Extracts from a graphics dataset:
--------------------------------------------------

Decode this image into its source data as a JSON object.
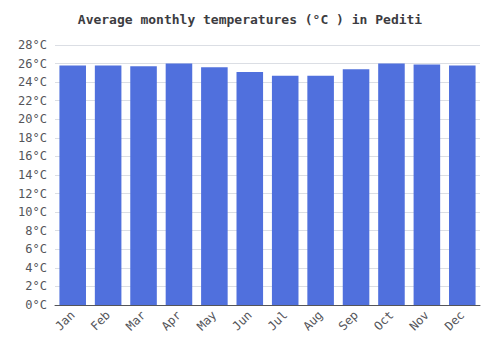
{
  "chart_data": {
    "type": "bar",
    "title": "Average monthly temperatures (°C ) in Pediti",
    "categories": [
      "Jan",
      "Feb",
      "Mar",
      "Apr",
      "May",
      "Jun",
      "Jul",
      "Aug",
      "Sep",
      "Oct",
      "Nov",
      "Dec"
    ],
    "values": [
      25.8,
      25.8,
      25.7,
      26.0,
      25.6,
      25.1,
      24.7,
      24.7,
      25.4,
      26.0,
      25.9,
      25.8
    ],
    "ylim": [
      0,
      28
    ],
    "yticks": [
      {
        "value": 0,
        "label": "0°C"
      },
      {
        "value": 2,
        "label": "2°C"
      },
      {
        "value": 4,
        "label": "4°C"
      },
      {
        "value": 6,
        "label": "6°C"
      },
      {
        "value": 8,
        "label": "8°C"
      },
      {
        "value": 10,
        "label": "10°C"
      },
      {
        "value": 12,
        "label": "12°C"
      },
      {
        "value": 14,
        "label": "14°C"
      },
      {
        "value": 16,
        "label": "16°C"
      },
      {
        "value": 18,
        "label": "18°C"
      },
      {
        "value": 20,
        "label": "20°C"
      },
      {
        "value": 22,
        "label": "22°C"
      },
      {
        "value": 24,
        "label": "24°C"
      },
      {
        "value": 26,
        "label": "26°C"
      },
      {
        "value": 28,
        "label": "28°C"
      }
    ],
    "grid": true
  }
}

--------------------------------------------------

Copy every record above exactly, leaving out any pictures.

Decode this image into its source data as a JSON object.
{
  "chart_data": {
    "type": "bar",
    "title": "Average monthly temperatures (°C ) in Pediti",
    "categories": [
      "Jan",
      "Feb",
      "Mar",
      "Apr",
      "May",
      "Jun",
      "Jul",
      "Aug",
      "Sep",
      "Oct",
      "Nov",
      "Dec"
    ],
    "values": [
      25.8,
      25.8,
      25.7,
      26.0,
      25.6,
      25.1,
      24.7,
      24.7,
      25.4,
      26.0,
      25.9,
      25.8
    ],
    "ylim": [
      0,
      28
    ],
    "yticks": [
      {
        "value": 0,
        "label": "0°C"
      },
      {
        "value": 2,
        "label": "2°C"
      },
      {
        "value": 4,
        "label": "4°C"
      },
      {
        "value": 6,
        "label": "6°C"
      },
      {
        "value": 8,
        "label": "8°C"
      },
      {
        "value": 10,
        "label": "10°C"
      },
      {
        "value": 12,
        "label": "12°C"
      },
      {
        "value": 14,
        "label": "14°C"
      },
      {
        "value": 16,
        "label": "16°C"
      },
      {
        "value": 18,
        "label": "18°C"
      },
      {
        "value": 20,
        "label": "20°C"
      },
      {
        "value": 22,
        "label": "22°C"
      },
      {
        "value": 24,
        "label": "24°C"
      },
      {
        "value": 26,
        "label": "26°C"
      },
      {
        "value": 28,
        "label": "28°C"
      }
    ],
    "grid": true
  }
}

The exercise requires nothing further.